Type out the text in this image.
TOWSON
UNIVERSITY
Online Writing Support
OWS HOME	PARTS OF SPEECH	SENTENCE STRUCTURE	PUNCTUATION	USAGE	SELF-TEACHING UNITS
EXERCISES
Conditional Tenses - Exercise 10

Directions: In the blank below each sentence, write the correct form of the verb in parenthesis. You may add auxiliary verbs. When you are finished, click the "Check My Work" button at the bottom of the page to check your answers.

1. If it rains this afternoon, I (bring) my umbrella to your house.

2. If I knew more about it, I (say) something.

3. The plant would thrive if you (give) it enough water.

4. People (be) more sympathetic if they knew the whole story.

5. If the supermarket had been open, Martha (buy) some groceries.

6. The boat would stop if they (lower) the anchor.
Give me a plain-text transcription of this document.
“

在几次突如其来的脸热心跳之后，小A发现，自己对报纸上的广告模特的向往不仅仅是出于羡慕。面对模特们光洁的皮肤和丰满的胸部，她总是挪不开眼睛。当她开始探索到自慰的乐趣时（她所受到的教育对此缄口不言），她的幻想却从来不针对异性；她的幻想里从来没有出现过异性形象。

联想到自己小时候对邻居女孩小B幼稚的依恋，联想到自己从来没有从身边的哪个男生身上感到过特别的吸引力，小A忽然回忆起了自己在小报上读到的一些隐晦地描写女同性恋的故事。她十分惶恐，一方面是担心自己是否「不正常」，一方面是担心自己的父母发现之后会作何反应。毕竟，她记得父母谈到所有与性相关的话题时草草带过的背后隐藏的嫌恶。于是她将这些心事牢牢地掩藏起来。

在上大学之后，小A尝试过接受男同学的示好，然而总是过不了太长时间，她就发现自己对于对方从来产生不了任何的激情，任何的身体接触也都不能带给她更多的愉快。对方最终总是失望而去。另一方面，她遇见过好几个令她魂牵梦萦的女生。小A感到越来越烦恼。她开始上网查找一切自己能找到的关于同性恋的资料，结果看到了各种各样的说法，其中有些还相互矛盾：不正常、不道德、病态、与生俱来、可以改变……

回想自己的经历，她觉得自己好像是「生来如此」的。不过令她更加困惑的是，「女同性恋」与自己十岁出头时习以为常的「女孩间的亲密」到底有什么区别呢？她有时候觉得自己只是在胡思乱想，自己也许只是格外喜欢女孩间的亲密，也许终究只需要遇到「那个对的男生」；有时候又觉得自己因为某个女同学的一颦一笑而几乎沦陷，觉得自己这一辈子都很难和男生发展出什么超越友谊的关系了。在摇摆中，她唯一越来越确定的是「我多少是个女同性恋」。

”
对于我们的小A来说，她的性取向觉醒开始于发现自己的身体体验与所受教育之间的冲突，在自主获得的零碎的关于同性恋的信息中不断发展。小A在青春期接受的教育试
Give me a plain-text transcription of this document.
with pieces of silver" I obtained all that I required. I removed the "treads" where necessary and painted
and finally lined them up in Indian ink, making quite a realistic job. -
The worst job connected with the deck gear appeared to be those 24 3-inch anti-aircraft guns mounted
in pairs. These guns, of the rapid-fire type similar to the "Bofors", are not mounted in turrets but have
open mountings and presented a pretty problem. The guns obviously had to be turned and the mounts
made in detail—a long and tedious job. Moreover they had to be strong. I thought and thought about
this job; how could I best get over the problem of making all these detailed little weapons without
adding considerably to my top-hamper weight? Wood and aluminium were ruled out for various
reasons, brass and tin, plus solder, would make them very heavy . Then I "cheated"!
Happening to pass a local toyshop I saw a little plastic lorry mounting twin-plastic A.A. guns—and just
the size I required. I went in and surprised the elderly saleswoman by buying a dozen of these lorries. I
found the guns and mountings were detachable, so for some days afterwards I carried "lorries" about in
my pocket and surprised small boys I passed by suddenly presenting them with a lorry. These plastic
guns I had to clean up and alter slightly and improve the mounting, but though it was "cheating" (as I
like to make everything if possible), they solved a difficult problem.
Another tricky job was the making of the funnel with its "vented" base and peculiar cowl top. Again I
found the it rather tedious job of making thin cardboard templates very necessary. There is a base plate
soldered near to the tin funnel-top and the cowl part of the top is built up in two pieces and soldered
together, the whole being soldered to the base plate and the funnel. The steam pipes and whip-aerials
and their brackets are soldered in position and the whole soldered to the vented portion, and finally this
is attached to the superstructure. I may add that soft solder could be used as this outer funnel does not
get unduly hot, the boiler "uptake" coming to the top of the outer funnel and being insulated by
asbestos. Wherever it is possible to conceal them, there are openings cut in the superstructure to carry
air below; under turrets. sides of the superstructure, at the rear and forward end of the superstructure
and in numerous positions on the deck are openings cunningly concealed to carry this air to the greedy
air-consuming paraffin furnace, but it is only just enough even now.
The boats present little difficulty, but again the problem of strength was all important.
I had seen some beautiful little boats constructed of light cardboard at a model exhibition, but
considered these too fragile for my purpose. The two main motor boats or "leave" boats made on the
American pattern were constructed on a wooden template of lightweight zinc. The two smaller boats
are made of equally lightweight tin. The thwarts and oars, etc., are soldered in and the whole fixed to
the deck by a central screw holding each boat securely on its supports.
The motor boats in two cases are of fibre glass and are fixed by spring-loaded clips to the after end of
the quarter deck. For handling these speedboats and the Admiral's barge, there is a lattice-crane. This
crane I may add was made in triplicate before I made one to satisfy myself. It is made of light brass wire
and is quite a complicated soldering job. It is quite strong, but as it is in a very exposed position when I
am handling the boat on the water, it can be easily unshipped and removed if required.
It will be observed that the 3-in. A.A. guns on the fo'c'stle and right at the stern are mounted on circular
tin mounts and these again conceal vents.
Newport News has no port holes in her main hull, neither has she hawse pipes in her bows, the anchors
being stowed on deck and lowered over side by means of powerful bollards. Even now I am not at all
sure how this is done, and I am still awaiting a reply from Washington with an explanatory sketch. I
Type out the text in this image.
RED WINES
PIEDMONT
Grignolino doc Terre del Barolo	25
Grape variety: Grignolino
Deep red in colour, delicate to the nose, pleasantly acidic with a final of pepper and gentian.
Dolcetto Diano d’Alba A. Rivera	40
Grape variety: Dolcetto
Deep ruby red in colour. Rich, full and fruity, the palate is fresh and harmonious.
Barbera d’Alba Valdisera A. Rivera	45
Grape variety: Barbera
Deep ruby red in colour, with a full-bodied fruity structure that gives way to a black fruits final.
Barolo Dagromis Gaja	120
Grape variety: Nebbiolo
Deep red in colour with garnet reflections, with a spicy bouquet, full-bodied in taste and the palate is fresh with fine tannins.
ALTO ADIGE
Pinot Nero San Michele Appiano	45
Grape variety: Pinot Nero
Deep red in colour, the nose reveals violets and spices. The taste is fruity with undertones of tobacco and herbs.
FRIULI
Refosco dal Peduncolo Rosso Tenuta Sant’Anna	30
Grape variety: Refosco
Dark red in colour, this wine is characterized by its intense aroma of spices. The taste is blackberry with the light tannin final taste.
****
Recopy the entries above in their entirety, exactly.

* _Result for this task_:
Type out the text in this image.
TOWSON
UNIVERSITY
Online Writing Support
OWS HOME	PARTS OF SPEECH	SENTENCE STRUCTURE	PUNCTUATION	USAGE	SELF-TEACHING UNITS
EXERCISES
Conditional Tenses - Exercise 10

Directions: In the blank below each sentence, write the correct form of the verb in parenthesis. You may add auxiliary verbs. When you are finished, click the "Check My Work" button at the bottom of the page to check your answers.

1. If it rains this afternoon, I (bring) my umbrella to your house.

2. If I knew more about it, I (say) something.

3. The plant would thrive if you (give) it enough water.

4. People (be) more sympathetic if they knew the whole story.

5. If the supermarket had been open, Martha (buy) some groceries.

6. The boat would stop if they (lower) the anchor.
Give me a plain-text transcription of this document.
“

在几次突如其来的脸热心跳之后，小A发现，自己对报纸上的广告模特的向往不仅仅是出于羡慕。面对模特们光洁的皮肤和丰满的胸部，她总是挪不开眼睛。当她开始探索到自慰的乐趣时（她所受到的教育对此缄口不言），她的幻想却从来不针对异性；她的幻想里从来没有出现过异性形象。

联想到自己小时候对邻居女孩小B幼稚的依恋，联想到自己从来没有从身边的哪个男生身上感到过特别的吸引力，小A忽然回忆起了自己在小报上读到的一些隐晦地描写女同性恋的故事。她十分惶恐，一方面是担心自己是否「不正常」，一方面是担心自己的父母发现之后会作何反应。毕竟，她记得父母谈到所有与性相关的话题时草草带过的背后隐藏的嫌恶。于是她将这些心事牢牢地掩藏起来。

在上大学之后，小A尝试过接受男同学的示好，然而总是过不了太长时间，她就发现自己对于对方从来产生不了任何的激情，任何的身体接触也都不能带给她更多的愉快。对方最终总是失望而去。另一方面，她遇见过好几个令她魂牵梦萦的女生。小A感到越来越烦恼。她开始上网查找一切自己能找到的关于同性恋的资料，结果看到了各种各样的说法，其中有些还相互矛盾：不正常、不道德、病态、与生俱来、可以改变……

回想自己的经历，她觉得自己好像是「生来如此」的。不过令她更加困惑的是，「女同性恋」与自己十岁出头时习以为常的「女孩间的亲密」到底有什么区别呢？她有时候觉得自己只是在胡思乱想，自己也许只是格外喜欢女孩间的亲密，也许终究只需要遇到「那个对的男生」；有时候又觉得自己因为某个女同学的一颦一笑而几乎沦陷，觉得自己这一辈子都很难和男生发展出什么超越友谊的关系了。在摇摆中，她唯一越来越确定的是「我多少是个女同性恋」。

”
对于我们的小A来说，她的性取向觉醒开始于发现自己的身体体验与所受教育之间的冲突，在自主获得的零碎的关于同性恋的信息中不断发展。小A在青春期接受的教育试
Give me a plain-text transcription of this document.
with pieces of silver" I obtained all that I required. I removed the "treads" where necessary and painted
and finally lined them up in Indian ink, making quite a realistic job. -
The worst job connected with the deck gear appeared to be those 24 3-inch anti-aircraft guns mounted
in pairs. These guns, of the rapid-fire type similar to the "Bofors", are not mounted in turrets but have
open mountings and presented a pretty problem. The guns obviously had to be turned and the mounts
made in detail—a long and tedious job. Moreover they had to be strong. I thought and thought about
this job; how could I best get over the problem of making all these detailed little weapons without
adding considerably to my top-hamper weight? Wood and aluminium were ruled out for various
reasons, brass and tin, plus solder, would make them very heavy . Then I "cheated"!
Happening to pass a local toyshop I saw a little plastic lorry mounting twin-plastic A.A. guns—and just
the size I required. I went in and surprised the elderly saleswoman by buying a dozen of these lorries. I
found the guns and mountings were detachable, so for some days afterwards I carried "lorries" about in
my pocket and surprised small boys I passed by suddenly presenting them with a lorry. These plastic
guns I had to clean up and alter slightly and improve the mounting, but though it was "cheating" (as I
like to make everything if possible), they solved a difficult problem.
Another tricky job was the making of the funnel with its "vented" base and peculiar cowl top. Again I
found the it rather tedious job of making thin cardboard templates very necessary. There is a base plate
soldered near to the tin funnel-top and the cowl part of the top is built up in two pieces and soldered
together, the whole being soldered to the base plate and the funnel. The steam pipes and whip-aerials
and their brackets are soldered in position and the whole soldered to the vented portion, and finally this
is attached to the superstructure. I may add that soft solder could be used as this outer funnel does not
get unduly hot, the boiler "uptake" coming to the top of the outer funnel and being insulated by
asbestos. Wherever it is possible to conceal them, there are openings cut in the superstructure to carry
air below; under turrets. sides of the superstructure, at the rear and forward end of the superstructure
and in numerous positions on the deck are openings cunningly concealed to carry this air to the greedy
air-consuming paraffin furnace, but it is only just enough even now.
The boats present little difficulty, but again the problem of strength was all important.
I had seen some beautiful little boats constructed of light cardboard at a model exhibition, but
considered these too fragile for my purpose. The two main motor boats or "leave" boats made on the
American pattern were constructed on a wooden template of lightweight zinc. The two smaller boats
are made of equally lightweight tin. The thwarts and oars, etc., are soldered in and the whole fixed to
the deck by a central screw holding each boat securely on its supports.
The motor boats in two cases are of fibre glass and are fixed by spring-loaded clips to the after end of
the quarter deck. For handling these speedboats and the Admiral's barge, there is a lattice-crane. This
crane I may add was made in triplicate before I made one to satisfy myself. It is made of light brass wire
and is quite a complicated soldering job. It is quite strong, but as it is in a very exposed position when I
am handling the boat on the water, it can be easily unshipped and removed if required.
It will be observed that the 3-in. A.A. guns on the fo'c'stle and right at the stern are mounted on circular
tin mounts and these again conceal vents.
Newport News has no port holes in her main hull, neither has she hawse pipes in her bows, the anchors
being stowed on deck and lowered over side by means of powerful bollards. Even now I am not at all
sure how this is done, and I am still awaiting a reply from Washington with an explanatory sketch. I
Type out the text in this image.
RED WINES
PIEDMONT
Grignolino doc Terre del Barolo	25
Grape variety: Grignolino
Deep red in colour, delicate to the nose, pleasantly acidic with a final of pepper and gentian.
Dolcetto Diano d’Alba A. Rivera	40
Grape variety: Dolcetto
Deep ruby red in colour. Rich, full and fruity, the palate is fresh and harmonious.
Barbera d’Alba Valdisera A. Rivera	45
Grape variety: Barbera
Deep ruby red in colour, with a full-bodied fruity structure that gives way to a black fruits final.
Barolo Dagromis Gaja	120
Grape variety: Nebbiolo
Deep red in colour with garnet reflections, with a spicy bouquet, full-bodied in taste and the palate is fresh with fine tannins.
ALTO ADIGE
Pinot Nero San Michele Appiano	45
Grape variety: Pinot Nero
Deep red in colour, the nose reveals violets and spices. The taste is fruity with undertones of tobacco and herbs.
FRIULI
Refosco dal Peduncolo Rosso Tenuta Sant’Anna	30
Grape variety: Refosco
Dark red in colour, this wine is characterized by its intense aroma of spices. The taste is blackberry with the light tannin final taste.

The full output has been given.